• [The exercise] Return all lines with the word "image" in them.

>> Start

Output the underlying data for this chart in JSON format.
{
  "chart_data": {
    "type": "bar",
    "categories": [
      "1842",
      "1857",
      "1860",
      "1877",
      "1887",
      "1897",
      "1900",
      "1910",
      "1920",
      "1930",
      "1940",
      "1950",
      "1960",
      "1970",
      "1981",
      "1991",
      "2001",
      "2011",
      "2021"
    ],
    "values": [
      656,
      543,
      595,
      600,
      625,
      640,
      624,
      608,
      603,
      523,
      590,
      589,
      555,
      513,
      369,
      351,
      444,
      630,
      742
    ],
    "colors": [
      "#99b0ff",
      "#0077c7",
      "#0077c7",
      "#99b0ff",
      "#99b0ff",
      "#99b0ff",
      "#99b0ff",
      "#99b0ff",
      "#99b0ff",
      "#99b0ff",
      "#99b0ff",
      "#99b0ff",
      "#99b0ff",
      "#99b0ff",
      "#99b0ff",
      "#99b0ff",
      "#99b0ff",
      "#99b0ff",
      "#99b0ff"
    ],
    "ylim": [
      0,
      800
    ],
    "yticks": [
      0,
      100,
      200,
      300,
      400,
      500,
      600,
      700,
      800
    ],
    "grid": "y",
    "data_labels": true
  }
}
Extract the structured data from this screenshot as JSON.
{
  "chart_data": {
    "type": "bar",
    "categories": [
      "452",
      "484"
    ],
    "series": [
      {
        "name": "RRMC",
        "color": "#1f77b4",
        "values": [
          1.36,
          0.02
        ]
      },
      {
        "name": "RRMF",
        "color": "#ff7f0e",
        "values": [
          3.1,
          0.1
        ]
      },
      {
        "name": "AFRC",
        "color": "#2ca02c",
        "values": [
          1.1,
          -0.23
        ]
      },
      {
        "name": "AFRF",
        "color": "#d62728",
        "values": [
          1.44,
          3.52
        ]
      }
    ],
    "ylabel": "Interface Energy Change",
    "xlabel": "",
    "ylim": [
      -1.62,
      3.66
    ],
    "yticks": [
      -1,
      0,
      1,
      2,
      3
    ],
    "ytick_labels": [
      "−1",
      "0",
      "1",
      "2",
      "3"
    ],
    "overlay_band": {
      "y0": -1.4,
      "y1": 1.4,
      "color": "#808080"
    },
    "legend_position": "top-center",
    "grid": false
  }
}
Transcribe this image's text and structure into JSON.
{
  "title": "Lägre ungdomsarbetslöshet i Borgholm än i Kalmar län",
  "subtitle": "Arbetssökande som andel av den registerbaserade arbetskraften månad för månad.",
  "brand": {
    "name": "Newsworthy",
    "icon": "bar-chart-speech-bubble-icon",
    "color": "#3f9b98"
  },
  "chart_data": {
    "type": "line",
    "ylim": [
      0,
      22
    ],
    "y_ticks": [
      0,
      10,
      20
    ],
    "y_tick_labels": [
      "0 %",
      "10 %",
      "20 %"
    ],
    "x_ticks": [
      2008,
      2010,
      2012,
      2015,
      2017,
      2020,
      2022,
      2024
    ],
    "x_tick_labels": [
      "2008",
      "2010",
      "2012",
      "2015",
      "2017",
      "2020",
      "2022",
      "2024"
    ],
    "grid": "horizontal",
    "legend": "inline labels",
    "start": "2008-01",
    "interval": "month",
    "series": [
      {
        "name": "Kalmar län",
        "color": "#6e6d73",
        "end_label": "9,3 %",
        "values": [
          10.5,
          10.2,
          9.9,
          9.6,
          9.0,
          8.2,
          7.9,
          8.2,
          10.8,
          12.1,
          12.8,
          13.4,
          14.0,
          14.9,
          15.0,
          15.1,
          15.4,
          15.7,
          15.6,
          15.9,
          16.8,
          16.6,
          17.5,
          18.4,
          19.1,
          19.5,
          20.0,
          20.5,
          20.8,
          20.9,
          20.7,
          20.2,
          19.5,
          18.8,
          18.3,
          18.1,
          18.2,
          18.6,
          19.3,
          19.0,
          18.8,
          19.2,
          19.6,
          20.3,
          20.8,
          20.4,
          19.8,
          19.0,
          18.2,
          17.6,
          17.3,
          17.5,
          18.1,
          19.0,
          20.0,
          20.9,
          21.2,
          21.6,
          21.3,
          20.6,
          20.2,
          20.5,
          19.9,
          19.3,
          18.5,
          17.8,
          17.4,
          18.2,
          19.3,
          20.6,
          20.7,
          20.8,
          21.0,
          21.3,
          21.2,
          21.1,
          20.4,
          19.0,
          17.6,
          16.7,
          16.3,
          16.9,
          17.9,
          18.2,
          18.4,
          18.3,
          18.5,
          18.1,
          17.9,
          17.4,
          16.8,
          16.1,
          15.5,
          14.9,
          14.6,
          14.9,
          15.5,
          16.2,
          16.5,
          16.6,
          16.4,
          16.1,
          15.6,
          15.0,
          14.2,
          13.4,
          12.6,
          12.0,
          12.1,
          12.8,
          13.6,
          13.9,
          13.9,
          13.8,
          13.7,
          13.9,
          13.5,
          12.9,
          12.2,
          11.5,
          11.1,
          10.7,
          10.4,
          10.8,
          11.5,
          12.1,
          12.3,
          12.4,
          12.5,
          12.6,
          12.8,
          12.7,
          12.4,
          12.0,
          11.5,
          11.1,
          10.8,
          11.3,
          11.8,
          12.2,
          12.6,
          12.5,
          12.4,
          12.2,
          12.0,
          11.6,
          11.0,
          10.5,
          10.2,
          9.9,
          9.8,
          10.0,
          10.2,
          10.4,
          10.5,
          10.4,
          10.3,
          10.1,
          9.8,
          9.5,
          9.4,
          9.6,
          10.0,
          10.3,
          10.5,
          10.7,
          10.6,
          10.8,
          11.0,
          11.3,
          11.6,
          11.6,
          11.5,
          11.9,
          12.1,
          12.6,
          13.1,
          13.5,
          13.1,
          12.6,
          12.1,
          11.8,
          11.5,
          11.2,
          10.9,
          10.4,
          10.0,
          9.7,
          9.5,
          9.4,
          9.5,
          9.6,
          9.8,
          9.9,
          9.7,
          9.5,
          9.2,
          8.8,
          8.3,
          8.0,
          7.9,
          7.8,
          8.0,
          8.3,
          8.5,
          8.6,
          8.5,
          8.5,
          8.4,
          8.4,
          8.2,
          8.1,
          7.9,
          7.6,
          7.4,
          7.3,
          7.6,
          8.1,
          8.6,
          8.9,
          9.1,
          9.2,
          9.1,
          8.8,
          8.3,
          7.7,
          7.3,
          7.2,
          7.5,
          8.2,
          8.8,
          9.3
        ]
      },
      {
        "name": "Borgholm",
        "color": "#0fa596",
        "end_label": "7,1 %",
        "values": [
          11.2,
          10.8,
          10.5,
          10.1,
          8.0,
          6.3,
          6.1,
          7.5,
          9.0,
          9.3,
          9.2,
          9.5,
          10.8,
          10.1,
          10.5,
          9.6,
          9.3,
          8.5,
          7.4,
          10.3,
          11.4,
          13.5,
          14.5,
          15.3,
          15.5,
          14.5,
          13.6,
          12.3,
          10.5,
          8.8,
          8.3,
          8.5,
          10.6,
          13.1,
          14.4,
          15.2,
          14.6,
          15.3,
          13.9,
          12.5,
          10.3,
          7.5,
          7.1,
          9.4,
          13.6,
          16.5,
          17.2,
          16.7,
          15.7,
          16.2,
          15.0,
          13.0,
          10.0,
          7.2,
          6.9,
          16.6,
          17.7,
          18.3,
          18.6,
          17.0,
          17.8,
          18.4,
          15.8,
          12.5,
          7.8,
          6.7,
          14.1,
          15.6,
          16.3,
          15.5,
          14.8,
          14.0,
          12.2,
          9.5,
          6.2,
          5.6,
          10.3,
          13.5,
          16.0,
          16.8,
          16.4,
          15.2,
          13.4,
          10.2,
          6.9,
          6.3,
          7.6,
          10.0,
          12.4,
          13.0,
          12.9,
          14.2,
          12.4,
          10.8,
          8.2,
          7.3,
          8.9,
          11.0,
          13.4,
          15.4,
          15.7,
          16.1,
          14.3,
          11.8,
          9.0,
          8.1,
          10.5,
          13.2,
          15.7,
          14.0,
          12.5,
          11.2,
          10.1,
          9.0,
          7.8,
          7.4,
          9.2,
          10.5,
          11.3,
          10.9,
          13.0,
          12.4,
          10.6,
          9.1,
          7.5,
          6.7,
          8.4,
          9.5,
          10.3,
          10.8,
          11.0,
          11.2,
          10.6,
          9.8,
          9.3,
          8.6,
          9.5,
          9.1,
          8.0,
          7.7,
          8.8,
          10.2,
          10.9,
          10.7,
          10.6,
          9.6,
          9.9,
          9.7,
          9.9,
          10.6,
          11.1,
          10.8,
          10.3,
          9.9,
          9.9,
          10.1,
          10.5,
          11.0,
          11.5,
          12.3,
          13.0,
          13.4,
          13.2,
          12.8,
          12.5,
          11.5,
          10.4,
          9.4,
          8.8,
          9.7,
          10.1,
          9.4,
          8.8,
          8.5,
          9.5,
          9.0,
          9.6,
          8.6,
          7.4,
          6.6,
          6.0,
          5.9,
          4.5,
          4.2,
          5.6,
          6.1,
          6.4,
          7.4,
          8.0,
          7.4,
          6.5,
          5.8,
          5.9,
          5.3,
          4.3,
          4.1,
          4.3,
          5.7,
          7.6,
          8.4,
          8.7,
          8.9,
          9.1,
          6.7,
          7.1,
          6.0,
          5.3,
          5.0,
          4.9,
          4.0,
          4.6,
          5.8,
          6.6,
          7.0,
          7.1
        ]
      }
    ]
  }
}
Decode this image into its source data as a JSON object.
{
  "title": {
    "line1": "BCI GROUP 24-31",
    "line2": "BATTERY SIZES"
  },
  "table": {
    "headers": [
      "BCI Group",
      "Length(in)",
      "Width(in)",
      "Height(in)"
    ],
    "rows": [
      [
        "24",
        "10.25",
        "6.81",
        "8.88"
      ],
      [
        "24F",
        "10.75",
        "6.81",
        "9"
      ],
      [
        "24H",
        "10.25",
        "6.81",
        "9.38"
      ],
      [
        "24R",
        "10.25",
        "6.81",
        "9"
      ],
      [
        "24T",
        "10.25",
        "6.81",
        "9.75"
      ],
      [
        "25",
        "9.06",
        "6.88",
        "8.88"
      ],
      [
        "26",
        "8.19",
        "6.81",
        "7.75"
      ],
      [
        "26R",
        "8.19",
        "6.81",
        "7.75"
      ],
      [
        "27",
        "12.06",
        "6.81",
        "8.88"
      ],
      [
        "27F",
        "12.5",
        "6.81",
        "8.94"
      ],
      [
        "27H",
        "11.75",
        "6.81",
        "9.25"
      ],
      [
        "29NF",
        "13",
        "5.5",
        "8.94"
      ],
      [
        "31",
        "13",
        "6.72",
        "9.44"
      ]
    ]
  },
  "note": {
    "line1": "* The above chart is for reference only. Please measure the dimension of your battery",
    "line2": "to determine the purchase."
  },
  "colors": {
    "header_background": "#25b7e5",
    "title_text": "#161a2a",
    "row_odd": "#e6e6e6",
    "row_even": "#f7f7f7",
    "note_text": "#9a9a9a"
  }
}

>> End

• [Solution to the exercise]
Transcribe this image's text and structure into JSON.
Decode this image into its source data as a JSON object.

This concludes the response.